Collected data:
______________________________

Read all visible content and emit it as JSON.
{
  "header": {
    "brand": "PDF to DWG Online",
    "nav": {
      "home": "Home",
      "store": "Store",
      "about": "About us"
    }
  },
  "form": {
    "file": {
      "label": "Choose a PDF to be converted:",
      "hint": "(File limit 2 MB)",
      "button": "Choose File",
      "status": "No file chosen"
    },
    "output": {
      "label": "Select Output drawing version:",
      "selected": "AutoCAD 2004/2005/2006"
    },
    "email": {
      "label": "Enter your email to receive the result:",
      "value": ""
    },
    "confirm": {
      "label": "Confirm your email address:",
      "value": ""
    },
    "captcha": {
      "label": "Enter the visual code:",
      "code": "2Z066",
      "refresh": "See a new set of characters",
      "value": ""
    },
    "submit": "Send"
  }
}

______________________________

JOB → Retype the whole listing, matching it exactly.

WRITTEN SOLUTION →
Read all visible content and emit it as JSON.
{
  "header": {
    "brand": "PDF to DWG Online",
    "nav": {
      "home": "Home",
      "store": "Store",
      "about": "About us"
    }
  },
  "form": {
    "file": {
      "label": "Choose a PDF to be converted:",
      "hint": "(File limit 2 MB)",
      "button": "Choose File",
      "status": "No file chosen"
    },
    "output": {
      "label": "Select Output drawing version:",
      "selected": "AutoCAD 2004/2005/2006"
    },
    "email": {
      "label": "Enter your email to receive the result:",
      "value": ""
    },
    "confirm": {
      "label": "Confirm your email address:",
      "value": ""
    },
    "captcha": {
      "label": "Enter the visual code:",
      "code": "2Z066",
      "refresh": "See a new set of characters",
      "value": ""
    },
    "submit": "Send"
  }
}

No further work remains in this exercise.